Can you output the records below exactly as they are written?

━━━━━ Data in this exercise

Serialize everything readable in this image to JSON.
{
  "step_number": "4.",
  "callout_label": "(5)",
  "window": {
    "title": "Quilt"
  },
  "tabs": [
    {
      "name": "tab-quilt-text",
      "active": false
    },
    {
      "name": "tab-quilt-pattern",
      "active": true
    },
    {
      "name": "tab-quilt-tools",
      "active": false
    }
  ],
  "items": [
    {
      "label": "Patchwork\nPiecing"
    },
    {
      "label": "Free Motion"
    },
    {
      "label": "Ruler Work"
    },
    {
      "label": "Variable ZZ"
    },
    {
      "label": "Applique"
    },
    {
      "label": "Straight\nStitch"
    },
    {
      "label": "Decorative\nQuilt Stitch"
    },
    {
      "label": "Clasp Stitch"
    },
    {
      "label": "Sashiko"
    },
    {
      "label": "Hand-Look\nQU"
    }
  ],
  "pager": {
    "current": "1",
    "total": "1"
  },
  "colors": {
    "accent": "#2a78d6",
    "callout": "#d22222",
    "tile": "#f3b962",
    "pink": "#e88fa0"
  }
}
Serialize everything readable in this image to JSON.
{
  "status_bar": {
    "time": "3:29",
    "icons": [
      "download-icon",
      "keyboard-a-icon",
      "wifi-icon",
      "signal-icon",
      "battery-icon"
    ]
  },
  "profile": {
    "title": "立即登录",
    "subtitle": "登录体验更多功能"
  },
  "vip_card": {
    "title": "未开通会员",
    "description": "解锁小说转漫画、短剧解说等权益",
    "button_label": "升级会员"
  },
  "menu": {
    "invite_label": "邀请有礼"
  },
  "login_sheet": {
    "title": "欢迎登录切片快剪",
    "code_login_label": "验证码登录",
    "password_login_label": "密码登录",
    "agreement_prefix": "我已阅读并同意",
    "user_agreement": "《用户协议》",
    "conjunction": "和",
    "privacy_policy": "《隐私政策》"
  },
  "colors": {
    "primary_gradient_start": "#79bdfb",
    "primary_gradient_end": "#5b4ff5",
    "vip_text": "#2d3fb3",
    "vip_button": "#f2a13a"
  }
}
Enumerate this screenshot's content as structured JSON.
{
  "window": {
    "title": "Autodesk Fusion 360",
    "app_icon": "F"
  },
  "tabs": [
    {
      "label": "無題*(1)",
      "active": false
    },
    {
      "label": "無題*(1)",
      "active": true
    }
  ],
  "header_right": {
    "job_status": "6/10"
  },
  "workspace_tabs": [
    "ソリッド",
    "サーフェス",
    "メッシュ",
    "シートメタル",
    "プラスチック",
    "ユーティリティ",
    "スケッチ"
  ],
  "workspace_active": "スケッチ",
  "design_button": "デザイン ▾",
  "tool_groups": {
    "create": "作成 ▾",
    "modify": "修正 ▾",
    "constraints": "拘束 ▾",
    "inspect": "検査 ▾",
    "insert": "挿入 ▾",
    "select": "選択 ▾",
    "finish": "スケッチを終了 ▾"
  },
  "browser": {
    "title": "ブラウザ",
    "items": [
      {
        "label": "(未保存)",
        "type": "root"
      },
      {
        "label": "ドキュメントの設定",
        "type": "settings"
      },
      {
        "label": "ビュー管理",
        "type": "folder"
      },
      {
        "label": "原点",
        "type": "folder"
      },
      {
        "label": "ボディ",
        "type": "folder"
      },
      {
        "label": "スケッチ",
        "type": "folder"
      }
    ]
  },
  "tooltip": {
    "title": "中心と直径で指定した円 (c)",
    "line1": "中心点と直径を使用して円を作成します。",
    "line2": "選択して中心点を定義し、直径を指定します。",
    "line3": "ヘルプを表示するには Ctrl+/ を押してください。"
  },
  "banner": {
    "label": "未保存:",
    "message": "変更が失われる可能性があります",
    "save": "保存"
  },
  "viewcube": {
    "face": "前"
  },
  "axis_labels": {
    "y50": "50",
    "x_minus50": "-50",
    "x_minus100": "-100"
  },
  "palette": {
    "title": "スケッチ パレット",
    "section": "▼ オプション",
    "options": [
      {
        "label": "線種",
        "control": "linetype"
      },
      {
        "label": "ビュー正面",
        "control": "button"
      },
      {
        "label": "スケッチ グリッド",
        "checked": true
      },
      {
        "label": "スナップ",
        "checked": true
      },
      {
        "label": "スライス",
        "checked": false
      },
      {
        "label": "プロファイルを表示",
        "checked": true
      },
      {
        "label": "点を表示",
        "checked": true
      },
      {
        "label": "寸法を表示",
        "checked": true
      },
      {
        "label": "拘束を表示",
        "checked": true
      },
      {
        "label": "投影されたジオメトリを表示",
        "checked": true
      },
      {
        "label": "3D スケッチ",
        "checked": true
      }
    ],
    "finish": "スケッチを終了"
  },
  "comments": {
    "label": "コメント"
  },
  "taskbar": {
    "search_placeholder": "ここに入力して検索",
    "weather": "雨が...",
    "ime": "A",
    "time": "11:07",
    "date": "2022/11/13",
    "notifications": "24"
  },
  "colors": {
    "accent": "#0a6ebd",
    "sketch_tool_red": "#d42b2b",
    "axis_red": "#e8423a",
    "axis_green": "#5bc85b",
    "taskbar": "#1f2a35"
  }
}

━━━━━━━━━━

> _Worked solution_:
Serialize everything readable in this image to JSON.
{
  "step_number": "4.",
  "callout_label": "(5)",
  "window": {
    "title": "Quilt"
  },
  "tabs": [
    {
      "name": "tab-quilt-text",
      "active": false
    },
    {
      "name": "tab-quilt-pattern",
      "active": true
    },
    {
      "name": "tab-quilt-tools",
      "active": false
    }
  ],
  "items": [
    {
      "label": "Patchwork\nPiecing"
    },
    {
      "label": "Free Motion"
    },
    {
      "label": "Ruler Work"
    },
    {
      "label": "Variable ZZ"
    },
    {
      "label": "Applique"
    },
    {
      "label": "Straight\nStitch"
    },
    {
      "label": "Decorative\nQuilt Stitch"
    },
    {
      "label": "Clasp Stitch"
    },
    {
      "label": "Sashiko"
    },
    {
      "label": "Hand-Look\nQU"
    }
  ],
  "pager": {
    "current": "1",
    "total": "1"
  },
  "colors": {
    "accent": "#2a78d6",
    "callout": "#d22222",
    "tile": "#f3b962",
    "pink": "#e88fa0"
  }
}
Serialize everything readable in this image to JSON.
{
  "status_bar": {
    "time": "3:29",
    "icons": [
      "download-icon",
      "keyboard-a-icon",
      "wifi-icon",
      "signal-icon",
      "battery-icon"
    ]
  },
  "profile": {
    "title": "立即登录",
    "subtitle": "登录体验更多功能"
  },
  "vip_card": {
    "title": "未开通会员",
    "description": "解锁小说转漫画、短剧解说等权益",
    "button_label": "升级会员"
  },
  "menu": {
    "invite_label": "邀请有礼"
  },
  "login_sheet": {
    "title": "欢迎登录切片快剪",
    "code_login_label": "验证码登录",
    "password_login_label": "密码登录",
    "agreement_prefix": "我已阅读并同意",
    "user_agreement": "《用户协议》",
    "conjunction": "和",
    "privacy_policy": "《隐私政策》"
  },
  "colors": {
    "primary_gradient_start": "#79bdfb",
    "primary_gradient_end": "#5b4ff5",
    "vip_text": "#2d3fb3",
    "vip_button": "#f2a13a"
  }
}
Enumerate this screenshot's content as structured JSON.
{
  "window": {
    "title": "Autodesk Fusion 360",
    "app_icon": "F"
  },
  "tabs": [
    {
      "label": "無題*(1)",
      "active": false
    },
    {
      "label": "無題*(1)",
      "active": true
    }
  ],
  "header_right": {
    "job_status": "6/10"
  },
  "workspace_tabs": [
    "ソリッド",
    "サーフェス",
    "メッシュ",
    "シートメタル",
    "プラスチック",
    "ユーティリティ",
    "スケッチ"
  ],
  "workspace_active": "スケッチ",
  "design_button": "デザイン ▾",
  "tool_groups": {
    "create": "作成 ▾",
    "modify": "修正 ▾",
    "constraints": "拘束 ▾",
    "inspect": "検査 ▾",
    "insert": "挿入 ▾",
    "select": "選択 ▾",
    "finish": "スケッチを終了 ▾"
  },
  "browser": {
    "title": "ブラウザ",
    "items": [
      {
        "label": "(未保存)",
        "type": "root"
      },
      {
        "label": "ドキュメントの設定",
        "type": "settings"
      },
      {
        "label": "ビュー管理",
        "type": "folder"
      },
      {
        "label": "原点",
        "type": "folder"
      },
      {
        "label": "ボディ",
        "type": "folder"
      },
      {
        "label": "スケッチ",
        "type": "folder"
      }
    ]
  },
  "tooltip": {
    "title": "中心と直径で指定した円 (c)",
    "line1": "中心点と直径を使用して円を作成します。",
    "line2": "選択して中心点を定義し、直径を指定します。",
    "line3": "ヘルプを表示するには Ctrl+/ を押してください。"
  },
  "banner": {
    "label": "未保存:",
    "message": "変更が失われる可能性があります",
    "save": "保存"
  },
  "viewcube": {
    "face": "前"
  },
  "axis_labels": {
    "y50": "50",
    "x_minus50": "-50",
    "x_minus100": "-100"
  },
  "palette": {
    "title": "スケッチ パレット",
    "section": "▼ オプション",
    "options": [
      {
        "label": "線種",
        "control": "linetype"
      },
      {
        "label": "ビュー正面",
        "control": "button"
      },
      {
        "label": "スケッチ グリッド",
        "checked": true
      },
      {
        "label": "スナップ",
        "checked": true
      },
      {
        "label": "スライス",
        "checked": false
      },
      {
        "label": "プロファイルを表示",
        "checked": true
      },
      {
        "label": "点を表示",
        "checked": true
      },
      {
        "label": "寸法を表示",
        "checked": true
      },
      {
        "label": "拘束を表示",
        "checked": true
      },
      {
        "label": "投影されたジオメトリを表示",
        "checked": true
      },
      {
        "label": "3D スケッチ",
        "checked": true
      }
    ],
    "finish": "スケッチを終了"
  },
  "comments": {
    "label": "コメント"
  },
  "taskbar": {
    "search_placeholder": "ここに入力して検索",
    "weather": "雨が...",
    "ime": "A",
    "time": "11:07",
    "date": "2022/11/13",
    "notifications": "24"
  },
  "colors": {
    "accent": "#0a6ebd",
    "sketch_tool_red": "#d42b2b",
    "axis_red": "#e8423a",
    "axis_green": "#5bc85b",
    "taskbar": "#1f2a35"
  }
}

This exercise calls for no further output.